■ **Listed entries**
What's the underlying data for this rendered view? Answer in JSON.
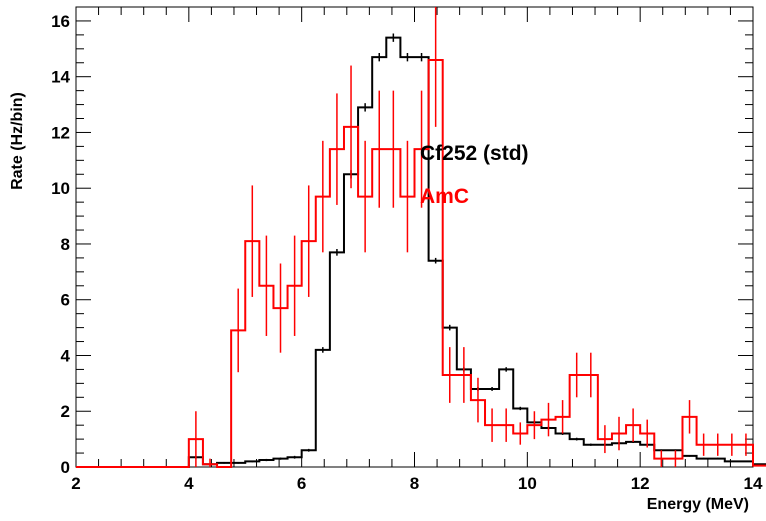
{
  "chart_data": {
    "type": "line",
    "xlabel": "Energy (MeV)",
    "ylabel": "Rate (Hz/bin)",
    "xlim": [
      2,
      14
    ],
    "ylim": [
      0,
      16.5
    ],
    "x_ticks": [
      "2",
      "4",
      "6",
      "8",
      "10",
      "12",
      "14"
    ],
    "y_ticks": [
      "0",
      "2",
      "4",
      "6",
      "8",
      "10",
      "12",
      "14",
      "16"
    ],
    "grid": false,
    "legend_placement": "right",
    "bin_edges_start": 2,
    "bin_width": 0.25,
    "series": [
      {
        "name": "Cf252 (std)",
        "color": "#000000",
        "style": "histogram",
        "values": [
          0,
          0,
          0,
          0,
          0,
          0,
          0,
          0,
          0.35,
          0.1,
          0.15,
          0.15,
          0.2,
          0.25,
          0.3,
          0.35,
          0.6,
          4.2,
          7.7,
          10.5,
          12.9,
          14.7,
          15.4,
          14.7,
          14.7,
          7.4,
          5.0,
          3.5,
          2.8,
          2.8,
          3.5,
          2.1,
          1.6,
          1.4,
          1.2,
          1.0,
          0.8,
          0.8,
          0.85,
          0.9,
          0.8,
          0.6,
          0.6,
          0.4,
          0.3,
          0.3,
          0.2,
          0.2,
          0.1,
          0.05,
          0.05,
          0.05,
          0.05,
          0.05,
          0.05,
          0.05,
          0.05,
          0.05,
          0.05,
          0.05,
          0.05,
          0.05,
          0.05,
          0.05,
          0.05,
          0.05,
          0.05,
          0.05
        ],
        "errors": [
          0,
          0,
          0,
          0,
          0,
          0,
          0,
          0,
          0.05,
          0.03,
          0.03,
          0.03,
          0.03,
          0.04,
          0.04,
          0.05,
          0.05,
          0.1,
          0.12,
          0.15,
          0.15,
          0.15,
          0.15,
          0.15,
          0.15,
          0.1,
          0.1,
          0.08,
          0.07,
          0.07,
          0.08,
          0.06,
          0.06,
          0.05,
          0.05,
          0.05,
          0.04,
          0.04,
          0.04,
          0.04,
          0.04,
          0.03,
          0.03,
          0.03,
          0.03,
          0.03,
          0.02,
          0.02,
          0.02,
          0.01,
          0.01,
          0.01,
          0.01,
          0.01,
          0.01,
          0.01,
          0.01,
          0.01,
          0.01,
          0.01,
          0.01,
          0.01,
          0.01,
          0.01,
          0.01,
          0.01,
          0.01,
          0.01
        ]
      },
      {
        "name": "AmC",
        "color": "#ff0000",
        "style": "histogram",
        "values": [
          0,
          0,
          0,
          0,
          0,
          0,
          0,
          0,
          1.0,
          0.1,
          0,
          4.9,
          8.1,
          6.5,
          5.7,
          6.5,
          8.1,
          9.7,
          11.4,
          12.2,
          9.7,
          11.4,
          11.4,
          9.7,
          11.4,
          14.6,
          3.3,
          3.3,
          2.4,
          1.5,
          1.5,
          1.2,
          1.5,
          1.7,
          1.8,
          3.3,
          3.3,
          1.0,
          1.2,
          1.5,
          1.2,
          0.3,
          0.3,
          1.8,
          0.8,
          0.8,
          0.8,
          0.8,
          0.05,
          0.05,
          0.05,
          0.05,
          0.05,
          0.05,
          0.05,
          0.05,
          0.05,
          0.05,
          0.05,
          0.05,
          0.05,
          0.05,
          0.05,
          0.05,
          0.05,
          0.05,
          0.05
        ],
        "errors": [
          0,
          0,
          0,
          0,
          0,
          0,
          0,
          0,
          1.0,
          0.2,
          0,
          1.5,
          2.0,
          1.8,
          1.6,
          1.8,
          2.0,
          2.0,
          2.0,
          2.2,
          2.0,
          2.1,
          2.1,
          2.0,
          2.1,
          2.4,
          1.0,
          1.0,
          0.8,
          0.6,
          0.6,
          0.4,
          0.5,
          0.6,
          0.6,
          0.8,
          0.8,
          0.5,
          0.6,
          0.6,
          0.5,
          0.3,
          0.3,
          0.6,
          0.4,
          0.4,
          0.4,
          0.4,
          0,
          0,
          0,
          0,
          0,
          0,
          0,
          0,
          0,
          0,
          0,
          0,
          0,
          0,
          0,
          0,
          0,
          0,
          0
        ]
      }
    ]
  }
}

■ **Task**
Every record is to be reproduced exactly, with no pictures included.

■ **Solution for this problem**
What's the underlying data for this rendered view? Answer in JSON.
{
  "chart_data": {
    "type": "line",
    "xlabel": "Energy (MeV)",
    "ylabel": "Rate (Hz/bin)",
    "xlim": [
      2,
      14
    ],
    "ylim": [
      0,
      16.5
    ],
    "x_ticks": [
      "2",
      "4",
      "6",
      "8",
      "10",
      "12",
      "14"
    ],
    "y_ticks": [
      "0",
      "2",
      "4",
      "6",
      "8",
      "10",
      "12",
      "14",
      "16"
    ],
    "grid": false,
    "legend_placement": "right",
    "bin_edges_start": 2,
    "bin_width": 0.25,
    "series": [
      {
        "name": "Cf252 (std)",
        "color": "#000000",
        "style": "histogram",
        "values": [
          0,
          0,
          0,
          0,
          0,
          0,
          0,
          0,
          0.35,
          0.1,
          0.15,
          0.15,
          0.2,
          0.25,
          0.3,
          0.35,
          0.6,
          4.2,
          7.7,
          10.5,
          12.9,
          14.7,
          15.4,
          14.7,
          14.7,
          7.4,
          5.0,
          3.5,
          2.8,
          2.8,
          3.5,
          2.1,
          1.6,
          1.4,
          1.2,
          1.0,
          0.8,
          0.8,
          0.85,
          0.9,
          0.8,
          0.6,
          0.6,
          0.4,
          0.3,
          0.3,
          0.2,
          0.2,
          0.1,
          0.05,
          0.05,
          0.05,
          0.05,
          0.05,
          0.05,
          0.05,
          0.05,
          0.05,
          0.05,
          0.05,
          0.05,
          0.05,
          0.05,
          0.05,
          0.05,
          0.05,
          0.05,
          0.05
        ],
        "errors": [
          0,
          0,
          0,
          0,
          0,
          0,
          0,
          0,
          0.05,
          0.03,
          0.03,
          0.03,
          0.03,
          0.04,
          0.04,
          0.05,
          0.05,
          0.1,
          0.12,
          0.15,
          0.15,
          0.15,
          0.15,
          0.15,
          0.15,
          0.1,
          0.1,
          0.08,
          0.07,
          0.07,
          0.08,
          0.06,
          0.06,
          0.05,
          0.05,
          0.05,
          0.04,
          0.04,
          0.04,
          0.04,
          0.04,
          0.03,
          0.03,
          0.03,
          0.03,
          0.03,
          0.02,
          0.02,
          0.02,
          0.01,
          0.01,
          0.01,
          0.01,
          0.01,
          0.01,
          0.01,
          0.01,
          0.01,
          0.01,
          0.01,
          0.01,
          0.01,
          0.01,
          0.01,
          0.01,
          0.01,
          0.01,
          0.01
        ]
      },
      {
        "name": "AmC",
        "color": "#ff0000",
        "style": "histogram",
        "values": [
          0,
          0,
          0,
          0,
          0,
          0,
          0,
          0,
          1.0,
          0.1,
          0,
          4.9,
          8.1,
          6.5,
          5.7,
          6.5,
          8.1,
          9.7,
          11.4,
          12.2,
          9.7,
          11.4,
          11.4,
          9.7,
          11.4,
          14.6,
          3.3,
          3.3,
          2.4,
          1.5,
          1.5,
          1.2,
          1.5,
          1.7,
          1.8,
          3.3,
          3.3,
          1.0,
          1.2,
          1.5,
          1.2,
          0.3,
          0.3,
          1.8,
          0.8,
          0.8,
          0.8,
          0.8,
          0.05,
          0.05,
          0.05,
          0.05,
          0.05,
          0.05,
          0.05,
          0.05,
          0.05,
          0.05,
          0.05,
          0.05,
          0.05,
          0.05,
          0.05,
          0.05,
          0.05,
          0.05,
          0.05
        ],
        "errors": [
          0,
          0,
          0,
          0,
          0,
          0,
          0,
          0,
          1.0,
          0.2,
          0,
          1.5,
          2.0,
          1.8,
          1.6,
          1.8,
          2.0,
          2.0,
          2.0,
          2.2,
          2.0,
          2.1,
          2.1,
          2.0,
          2.1,
          2.4,
          1.0,
          1.0,
          0.8,
          0.6,
          0.6,
          0.4,
          0.5,
          0.6,
          0.6,
          0.8,
          0.8,
          0.5,
          0.6,
          0.6,
          0.5,
          0.3,
          0.3,
          0.6,
          0.4,
          0.4,
          0.4,
          0.4,
          0,
          0,
          0,
          0,
          0,
          0,
          0,
          0,
          0,
          0,
          0,
          0,
          0,
          0,
          0,
          0,
          0,
          0,
          0
        ]
      }
    ]
  }
}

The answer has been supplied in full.